• _EXERCISE_:
Rewrite everything from the start of the items down to the line containing "legend-label: Frecuencia xyxy=(502,568,591,582)", replacing "años" with "years" and keeping all else unchanged.

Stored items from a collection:

● ● ● ● ●

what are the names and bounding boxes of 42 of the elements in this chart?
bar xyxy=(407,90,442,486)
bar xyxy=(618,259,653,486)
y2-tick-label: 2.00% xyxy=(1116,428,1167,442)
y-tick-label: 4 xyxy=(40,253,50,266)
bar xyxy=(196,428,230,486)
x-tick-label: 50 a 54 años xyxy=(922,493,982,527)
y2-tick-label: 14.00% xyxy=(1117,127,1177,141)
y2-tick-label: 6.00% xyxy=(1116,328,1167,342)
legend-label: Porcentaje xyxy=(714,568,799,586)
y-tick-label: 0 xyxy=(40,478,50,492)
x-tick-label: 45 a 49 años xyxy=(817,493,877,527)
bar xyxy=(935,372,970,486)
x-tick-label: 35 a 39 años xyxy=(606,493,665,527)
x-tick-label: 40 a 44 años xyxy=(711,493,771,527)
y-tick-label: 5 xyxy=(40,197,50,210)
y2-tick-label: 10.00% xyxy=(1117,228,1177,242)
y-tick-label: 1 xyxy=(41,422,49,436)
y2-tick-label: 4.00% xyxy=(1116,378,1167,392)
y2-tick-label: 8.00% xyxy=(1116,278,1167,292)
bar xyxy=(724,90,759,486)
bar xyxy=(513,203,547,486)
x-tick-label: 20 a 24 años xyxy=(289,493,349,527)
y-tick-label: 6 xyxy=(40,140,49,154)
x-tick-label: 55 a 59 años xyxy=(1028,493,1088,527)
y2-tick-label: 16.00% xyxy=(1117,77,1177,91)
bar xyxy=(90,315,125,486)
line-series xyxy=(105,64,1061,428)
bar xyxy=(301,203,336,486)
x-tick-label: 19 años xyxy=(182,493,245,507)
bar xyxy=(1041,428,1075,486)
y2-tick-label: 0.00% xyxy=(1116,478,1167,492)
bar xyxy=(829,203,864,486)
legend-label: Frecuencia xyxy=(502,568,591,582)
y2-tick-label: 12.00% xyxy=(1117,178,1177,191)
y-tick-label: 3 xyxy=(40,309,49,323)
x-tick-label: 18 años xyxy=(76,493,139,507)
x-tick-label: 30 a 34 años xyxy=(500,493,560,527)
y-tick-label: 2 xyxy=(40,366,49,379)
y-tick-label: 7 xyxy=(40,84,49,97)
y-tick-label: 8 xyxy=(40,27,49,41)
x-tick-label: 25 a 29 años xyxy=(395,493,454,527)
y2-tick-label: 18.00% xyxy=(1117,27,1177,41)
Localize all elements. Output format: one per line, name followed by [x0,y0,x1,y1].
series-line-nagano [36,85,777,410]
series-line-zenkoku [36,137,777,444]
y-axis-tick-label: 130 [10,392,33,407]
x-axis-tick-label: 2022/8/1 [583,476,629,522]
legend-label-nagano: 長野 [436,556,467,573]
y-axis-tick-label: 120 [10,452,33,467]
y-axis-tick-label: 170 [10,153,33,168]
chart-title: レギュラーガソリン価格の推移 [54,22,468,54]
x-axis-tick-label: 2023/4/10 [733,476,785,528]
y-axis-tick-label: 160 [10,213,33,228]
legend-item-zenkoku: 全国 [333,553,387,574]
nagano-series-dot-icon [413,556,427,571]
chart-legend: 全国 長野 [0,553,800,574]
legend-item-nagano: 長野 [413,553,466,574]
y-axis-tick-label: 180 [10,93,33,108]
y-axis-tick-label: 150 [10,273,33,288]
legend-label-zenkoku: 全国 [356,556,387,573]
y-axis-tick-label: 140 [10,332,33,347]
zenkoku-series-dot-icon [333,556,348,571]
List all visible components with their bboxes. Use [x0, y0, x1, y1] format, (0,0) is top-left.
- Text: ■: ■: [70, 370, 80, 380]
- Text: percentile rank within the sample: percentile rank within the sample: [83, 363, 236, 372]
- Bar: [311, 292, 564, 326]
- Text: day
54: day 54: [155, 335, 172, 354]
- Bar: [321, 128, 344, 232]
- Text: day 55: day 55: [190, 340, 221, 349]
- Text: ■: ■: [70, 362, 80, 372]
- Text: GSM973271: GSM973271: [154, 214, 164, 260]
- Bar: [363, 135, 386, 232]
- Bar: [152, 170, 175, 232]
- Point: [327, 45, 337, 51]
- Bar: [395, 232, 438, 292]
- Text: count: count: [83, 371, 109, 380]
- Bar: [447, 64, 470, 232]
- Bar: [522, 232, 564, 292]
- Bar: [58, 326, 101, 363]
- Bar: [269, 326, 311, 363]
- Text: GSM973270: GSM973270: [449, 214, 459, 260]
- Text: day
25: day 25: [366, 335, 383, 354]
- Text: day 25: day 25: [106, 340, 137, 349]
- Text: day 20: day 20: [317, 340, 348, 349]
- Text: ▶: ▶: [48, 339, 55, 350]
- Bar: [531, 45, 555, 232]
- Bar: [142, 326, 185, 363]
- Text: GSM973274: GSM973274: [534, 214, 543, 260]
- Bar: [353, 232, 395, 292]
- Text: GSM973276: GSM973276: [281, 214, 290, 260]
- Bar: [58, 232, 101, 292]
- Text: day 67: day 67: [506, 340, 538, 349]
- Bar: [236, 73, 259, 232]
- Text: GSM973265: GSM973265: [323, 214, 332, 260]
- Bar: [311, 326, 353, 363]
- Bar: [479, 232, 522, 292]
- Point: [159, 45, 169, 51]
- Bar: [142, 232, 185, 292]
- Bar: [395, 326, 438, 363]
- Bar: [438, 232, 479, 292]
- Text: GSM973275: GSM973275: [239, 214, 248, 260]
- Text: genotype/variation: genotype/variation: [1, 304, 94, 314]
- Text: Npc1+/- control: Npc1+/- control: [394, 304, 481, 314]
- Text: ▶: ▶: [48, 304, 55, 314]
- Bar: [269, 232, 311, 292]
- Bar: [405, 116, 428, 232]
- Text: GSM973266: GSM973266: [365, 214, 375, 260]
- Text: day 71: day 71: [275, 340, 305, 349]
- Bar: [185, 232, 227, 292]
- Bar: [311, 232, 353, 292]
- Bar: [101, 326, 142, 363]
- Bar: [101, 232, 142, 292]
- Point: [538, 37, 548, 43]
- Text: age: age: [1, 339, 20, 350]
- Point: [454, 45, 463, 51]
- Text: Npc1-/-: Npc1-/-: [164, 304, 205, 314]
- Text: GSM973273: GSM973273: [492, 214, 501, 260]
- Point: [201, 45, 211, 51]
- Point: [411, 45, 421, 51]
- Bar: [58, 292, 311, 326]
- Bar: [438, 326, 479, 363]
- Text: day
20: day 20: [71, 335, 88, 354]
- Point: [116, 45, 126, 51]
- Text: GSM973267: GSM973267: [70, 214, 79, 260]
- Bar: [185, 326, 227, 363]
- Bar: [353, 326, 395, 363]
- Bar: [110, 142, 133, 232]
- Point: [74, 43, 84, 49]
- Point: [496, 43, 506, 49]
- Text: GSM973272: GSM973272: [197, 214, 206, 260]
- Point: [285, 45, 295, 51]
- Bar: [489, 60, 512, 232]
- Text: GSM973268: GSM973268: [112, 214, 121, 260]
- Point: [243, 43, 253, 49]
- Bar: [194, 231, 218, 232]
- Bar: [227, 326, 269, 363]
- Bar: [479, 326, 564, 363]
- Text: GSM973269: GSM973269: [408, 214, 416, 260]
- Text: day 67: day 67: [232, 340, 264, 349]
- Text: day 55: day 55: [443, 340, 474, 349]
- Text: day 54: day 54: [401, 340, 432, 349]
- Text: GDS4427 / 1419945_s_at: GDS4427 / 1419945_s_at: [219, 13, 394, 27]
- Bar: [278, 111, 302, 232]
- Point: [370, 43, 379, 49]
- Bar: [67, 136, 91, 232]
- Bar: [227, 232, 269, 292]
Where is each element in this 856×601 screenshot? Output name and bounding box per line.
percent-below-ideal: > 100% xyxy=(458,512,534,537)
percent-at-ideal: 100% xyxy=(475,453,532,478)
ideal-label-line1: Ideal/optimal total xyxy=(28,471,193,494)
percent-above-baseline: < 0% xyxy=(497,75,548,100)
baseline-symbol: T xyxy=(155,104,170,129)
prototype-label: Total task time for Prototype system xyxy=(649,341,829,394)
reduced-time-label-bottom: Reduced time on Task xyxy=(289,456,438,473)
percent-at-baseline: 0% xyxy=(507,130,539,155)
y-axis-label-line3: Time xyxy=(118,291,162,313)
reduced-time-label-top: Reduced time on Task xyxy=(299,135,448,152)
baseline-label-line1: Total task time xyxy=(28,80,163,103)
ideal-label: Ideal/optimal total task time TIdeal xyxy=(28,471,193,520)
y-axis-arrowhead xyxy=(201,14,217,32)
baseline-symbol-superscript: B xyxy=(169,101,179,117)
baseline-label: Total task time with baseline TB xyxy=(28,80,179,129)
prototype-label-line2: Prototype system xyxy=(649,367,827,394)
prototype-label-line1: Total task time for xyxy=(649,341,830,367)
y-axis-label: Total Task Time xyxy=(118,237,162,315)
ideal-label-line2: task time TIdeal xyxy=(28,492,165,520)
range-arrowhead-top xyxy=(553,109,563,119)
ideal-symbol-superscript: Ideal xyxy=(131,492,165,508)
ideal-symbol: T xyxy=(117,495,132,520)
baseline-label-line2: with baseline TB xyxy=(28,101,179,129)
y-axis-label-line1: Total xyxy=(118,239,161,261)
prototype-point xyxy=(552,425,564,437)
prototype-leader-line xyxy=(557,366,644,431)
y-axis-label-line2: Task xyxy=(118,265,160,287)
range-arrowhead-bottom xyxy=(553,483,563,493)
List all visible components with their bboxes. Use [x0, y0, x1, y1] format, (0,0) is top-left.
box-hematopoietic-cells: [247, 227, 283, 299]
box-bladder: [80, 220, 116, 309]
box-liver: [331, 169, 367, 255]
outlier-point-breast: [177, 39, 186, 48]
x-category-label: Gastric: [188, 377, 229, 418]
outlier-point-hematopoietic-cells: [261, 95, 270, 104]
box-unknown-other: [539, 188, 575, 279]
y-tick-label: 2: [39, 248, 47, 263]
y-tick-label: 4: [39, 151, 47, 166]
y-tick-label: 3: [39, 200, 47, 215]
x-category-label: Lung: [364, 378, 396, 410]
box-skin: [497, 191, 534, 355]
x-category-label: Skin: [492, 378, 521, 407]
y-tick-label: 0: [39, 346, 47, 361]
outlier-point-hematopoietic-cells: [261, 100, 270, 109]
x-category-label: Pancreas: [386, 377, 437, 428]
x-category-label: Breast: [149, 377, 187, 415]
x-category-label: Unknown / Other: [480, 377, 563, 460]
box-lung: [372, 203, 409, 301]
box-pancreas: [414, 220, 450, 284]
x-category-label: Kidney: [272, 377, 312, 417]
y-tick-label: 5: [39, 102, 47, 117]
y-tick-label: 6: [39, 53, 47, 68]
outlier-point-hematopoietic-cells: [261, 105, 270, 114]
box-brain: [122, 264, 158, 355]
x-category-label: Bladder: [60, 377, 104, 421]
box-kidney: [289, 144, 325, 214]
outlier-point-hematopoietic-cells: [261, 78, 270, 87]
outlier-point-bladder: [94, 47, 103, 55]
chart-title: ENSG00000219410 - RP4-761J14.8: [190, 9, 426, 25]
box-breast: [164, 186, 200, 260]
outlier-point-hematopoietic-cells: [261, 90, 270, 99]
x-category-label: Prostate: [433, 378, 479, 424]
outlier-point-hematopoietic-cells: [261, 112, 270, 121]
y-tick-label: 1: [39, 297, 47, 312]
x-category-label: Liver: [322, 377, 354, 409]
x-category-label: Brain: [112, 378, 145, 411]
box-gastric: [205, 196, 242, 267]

● ● ● ● ●

• _ANSWER BELOW_:
what are the names and bounding boxes of 42 of the elements in this chart?
bar xyxy=(407,90,442,486)
bar xyxy=(618,259,653,486)
y2-tick-label: 2.00% xyxy=(1116,428,1167,442)
y-tick-label: 4 xyxy=(40,253,50,266)
bar xyxy=(196,428,230,486)
x-tick-label: 50 a 54 years xyxy=(922,493,982,527)
y2-tick-label: 14.00% xyxy=(1117,127,1177,141)
y2-tick-label: 6.00% xyxy=(1116,328,1167,342)
legend-label: Porcentaje xyxy=(714,568,799,586)
y-tick-label: 0 xyxy=(40,478,50,492)
x-tick-label: 45 a 49 years xyxy=(817,493,877,527)
bar xyxy=(935,372,970,486)
x-tick-label: 35 a 39 years xyxy=(606,493,665,527)
x-tick-label: 40 a 44 years xyxy=(711,493,771,527)
y-tick-label: 5 xyxy=(40,197,50,210)
y2-tick-label: 10.00% xyxy=(1117,228,1177,242)
y-tick-label: 1 xyxy=(41,422,49,436)
y2-tick-label: 4.00% xyxy=(1116,378,1167,392)
y2-tick-label: 8.00% xyxy=(1116,278,1167,292)
bar xyxy=(724,90,759,486)
bar xyxy=(513,203,547,486)
x-tick-label: 20 a 24 years xyxy=(289,493,349,527)
y-tick-label: 6 xyxy=(40,140,49,154)
x-tick-label: 55 a 59 years xyxy=(1028,493,1088,527)
y2-tick-label: 16.00% xyxy=(1117,77,1177,91)
bar xyxy=(90,315,125,486)
line-series xyxy=(105,64,1061,428)
bar xyxy=(301,203,336,486)
x-tick-label: 19 years xyxy=(182,493,245,507)
bar xyxy=(1041,428,1075,486)
y2-tick-label: 0.00% xyxy=(1116,478,1167,492)
bar xyxy=(829,203,864,486)
legend-label: Frecuencia xyxy=(502,568,591,582)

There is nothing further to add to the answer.